### RECORDED INFORMATION

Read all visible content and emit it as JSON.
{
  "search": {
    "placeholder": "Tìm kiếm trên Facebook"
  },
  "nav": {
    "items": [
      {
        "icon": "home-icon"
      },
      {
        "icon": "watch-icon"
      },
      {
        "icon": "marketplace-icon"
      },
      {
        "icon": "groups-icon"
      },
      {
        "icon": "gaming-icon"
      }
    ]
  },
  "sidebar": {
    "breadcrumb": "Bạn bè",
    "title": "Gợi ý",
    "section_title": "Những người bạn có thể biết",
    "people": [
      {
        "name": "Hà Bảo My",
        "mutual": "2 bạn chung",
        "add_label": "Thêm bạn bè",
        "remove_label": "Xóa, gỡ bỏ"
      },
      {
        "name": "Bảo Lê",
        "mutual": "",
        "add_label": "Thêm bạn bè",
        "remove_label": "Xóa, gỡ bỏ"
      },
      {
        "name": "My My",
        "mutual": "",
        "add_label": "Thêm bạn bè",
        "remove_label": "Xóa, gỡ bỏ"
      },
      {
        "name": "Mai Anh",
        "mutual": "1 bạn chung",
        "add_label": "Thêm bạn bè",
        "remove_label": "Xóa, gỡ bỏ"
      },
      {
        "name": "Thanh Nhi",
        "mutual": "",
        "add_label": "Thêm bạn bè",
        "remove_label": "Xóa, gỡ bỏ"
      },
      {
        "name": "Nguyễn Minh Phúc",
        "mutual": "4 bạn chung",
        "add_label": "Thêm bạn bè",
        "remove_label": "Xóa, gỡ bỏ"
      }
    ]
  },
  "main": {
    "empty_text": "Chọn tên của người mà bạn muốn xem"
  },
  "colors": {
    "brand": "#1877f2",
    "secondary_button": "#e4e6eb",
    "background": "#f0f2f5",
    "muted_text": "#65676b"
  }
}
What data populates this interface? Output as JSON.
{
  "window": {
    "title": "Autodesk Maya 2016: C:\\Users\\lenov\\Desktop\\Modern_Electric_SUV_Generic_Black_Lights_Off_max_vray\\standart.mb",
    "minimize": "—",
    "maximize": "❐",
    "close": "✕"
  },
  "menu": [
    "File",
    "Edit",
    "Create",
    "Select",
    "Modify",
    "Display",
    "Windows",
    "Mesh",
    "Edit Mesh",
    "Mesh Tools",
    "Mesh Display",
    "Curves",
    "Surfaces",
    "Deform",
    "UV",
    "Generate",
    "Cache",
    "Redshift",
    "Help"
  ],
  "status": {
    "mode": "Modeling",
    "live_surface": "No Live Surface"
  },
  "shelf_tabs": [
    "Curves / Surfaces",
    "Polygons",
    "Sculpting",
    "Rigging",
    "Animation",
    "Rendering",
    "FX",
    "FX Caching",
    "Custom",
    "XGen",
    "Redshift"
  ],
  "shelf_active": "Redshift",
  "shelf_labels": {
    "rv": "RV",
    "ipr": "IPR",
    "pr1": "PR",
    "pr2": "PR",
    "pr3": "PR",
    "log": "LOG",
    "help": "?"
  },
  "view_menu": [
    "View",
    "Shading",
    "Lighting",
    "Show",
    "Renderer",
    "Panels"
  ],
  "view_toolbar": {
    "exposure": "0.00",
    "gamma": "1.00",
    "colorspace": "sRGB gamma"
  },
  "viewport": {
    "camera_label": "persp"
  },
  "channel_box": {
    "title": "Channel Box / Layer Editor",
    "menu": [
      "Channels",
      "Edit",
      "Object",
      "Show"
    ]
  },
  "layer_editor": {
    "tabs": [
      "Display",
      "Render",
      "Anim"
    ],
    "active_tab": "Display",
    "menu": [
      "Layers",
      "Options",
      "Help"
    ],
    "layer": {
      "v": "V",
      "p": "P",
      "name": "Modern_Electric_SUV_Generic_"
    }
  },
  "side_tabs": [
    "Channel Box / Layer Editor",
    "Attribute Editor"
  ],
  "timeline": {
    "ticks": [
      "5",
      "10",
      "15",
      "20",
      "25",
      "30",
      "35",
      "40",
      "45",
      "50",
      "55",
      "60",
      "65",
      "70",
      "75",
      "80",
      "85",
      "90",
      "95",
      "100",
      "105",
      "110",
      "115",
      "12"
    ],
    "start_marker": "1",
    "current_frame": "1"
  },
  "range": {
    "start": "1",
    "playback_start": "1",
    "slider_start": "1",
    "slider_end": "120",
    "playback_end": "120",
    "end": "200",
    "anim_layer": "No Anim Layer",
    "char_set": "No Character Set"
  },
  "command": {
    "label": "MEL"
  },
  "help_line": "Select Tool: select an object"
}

######

## WORK TO BE COMPLETED
Repeat the data precisely, line by line.

## RESPONSE TO THE EXERCISE
Read all visible content and emit it as JSON.
{
  "search": {
    "placeholder": "Tìm kiếm trên Facebook"
  },
  "nav": {
    "items": [
      {
        "icon": "home-icon"
      },
      {
        "icon": "watch-icon"
      },
      {
        "icon": "marketplace-icon"
      },
      {
        "icon": "groups-icon"
      },
      {
        "icon": "gaming-icon"
      }
    ]
  },
  "sidebar": {
    "breadcrumb": "Bạn bè",
    "title": "Gợi ý",
    "section_title": "Những người bạn có thể biết",
    "people": [
      {
        "name": "Hà Bảo My",
        "mutual": "2 bạn chung",
        "add_label": "Thêm bạn bè",
        "remove_label": "Xóa, gỡ bỏ"
      },
      {
        "name": "Bảo Lê",
        "mutual": "",
        "add_label": "Thêm bạn bè",
        "remove_label": "Xóa, gỡ bỏ"
      },
      {
        "name": "My My",
        "mutual": "",
        "add_label": "Thêm bạn bè",
        "remove_label": "Xóa, gỡ bỏ"
      },
      {
        "name": "Mai Anh",
        "mutual": "1 bạn chung",
        "add_label": "Thêm bạn bè",
        "remove_label": "Xóa, gỡ bỏ"
      },
      {
        "name": "Thanh Nhi",
        "mutual": "",
        "add_label": "Thêm bạn bè",
        "remove_label": "Xóa, gỡ bỏ"
      },
      {
        "name": "Nguyễn Minh Phúc",
        "mutual": "4 bạn chung",
        "add_label": "Thêm bạn bè",
        "remove_label": "Xóa, gỡ bỏ"
      }
    ]
  },
  "main": {
    "empty_text": "Chọn tên của người mà bạn muốn xem"
  },
  "colors": {
    "brand": "#1877f2",
    "secondary_button": "#e4e6eb",
    "background": "#f0f2f5",
    "muted_text": "#65676b"
  }
}
What data populates this interface? Output as JSON.
{
  "window": {
    "title": "Autodesk Maya 2016: C:\\Users\\lenov\\Desktop\\Modern_Electric_SUV_Generic_Black_Lights_Off_max_vray\\standart.mb",
    "minimize": "—",
    "maximize": "❐",
    "close": "✕"
  },
  "menu": [
    "File",
    "Edit",
    "Create",
    "Select",
    "Modify",
    "Display",
    "Windows",
    "Mesh",
    "Edit Mesh",
    "Mesh Tools",
    "Mesh Display",
    "Curves",
    "Surfaces",
    "Deform",
    "UV",
    "Generate",
    "Cache",
    "Redshift",
    "Help"
  ],
  "status": {
    "mode": "Modeling",
    "live_surface": "No Live Surface"
  },
  "shelf_tabs": [
    "Curves / Surfaces",
    "Polygons",
    "Sculpting",
    "Rigging",
    "Animation",
    "Rendering",
    "FX",
    "FX Caching",
    "Custom",
    "XGen",
    "Redshift"
  ],
  "shelf_active": "Redshift",
  "shelf_labels": {
    "rv": "RV",
    "ipr": "IPR",
    "pr1": "PR",
    "pr2": "PR",
    "pr3": "PR",
    "log": "LOG",
    "help": "?"
  },
  "view_menu": [
    "View",
    "Shading",
    "Lighting",
    "Show",
    "Renderer",
    "Panels"
  ],
  "view_toolbar": {
    "exposure": "0.00",
    "gamma": "1.00",
    "colorspace": "sRGB gamma"
  },
  "viewport": {
    "camera_label": "persp"
  },
  "channel_box": {
    "title": "Channel Box / Layer Editor",
    "menu": [
      "Channels",
      "Edit",
      "Object",
      "Show"
    ]
  },
  "layer_editor": {
    "tabs": [
      "Display",
      "Render",
      "Anim"
    ],
    "active_tab": "Display",
    "menu": [
      "Layers",
      "Options",
      "Help"
    ],
    "layer": {
      "v": "V",
      "p": "P",
      "name": "Modern_Electric_SUV_Generic_"
    }
  },
  "side_tabs": [
    "Channel Box / Layer Editor",
    "Attribute Editor"
  ],
  "timeline": {
    "ticks": [
      "5",
      "10",
      "15",
      "20",
      "25",
      "30",
      "35",
      "40",
      "45",
      "50",
      "55",
      "60",
      "65",
      "70",
      "75",
      "80",
      "85",
      "90",
      "95",
      "100",
      "105",
      "110",
      "115",
      "12"
    ],
    "start_marker": "1",
    "current_frame": "1"
  },
  "range": {
    "start": "1",
    "playback_start": "1",
    "slider_start": "1",
    "slider_end": "120",
    "playback_end": "120",
    "end": "200",
    "anim_layer": "No Anim Layer",
    "char_set": "No Character Set"
  },
  "command": {
    "label": "MEL"
  },
  "help_line": "Select Tool: select an object"
}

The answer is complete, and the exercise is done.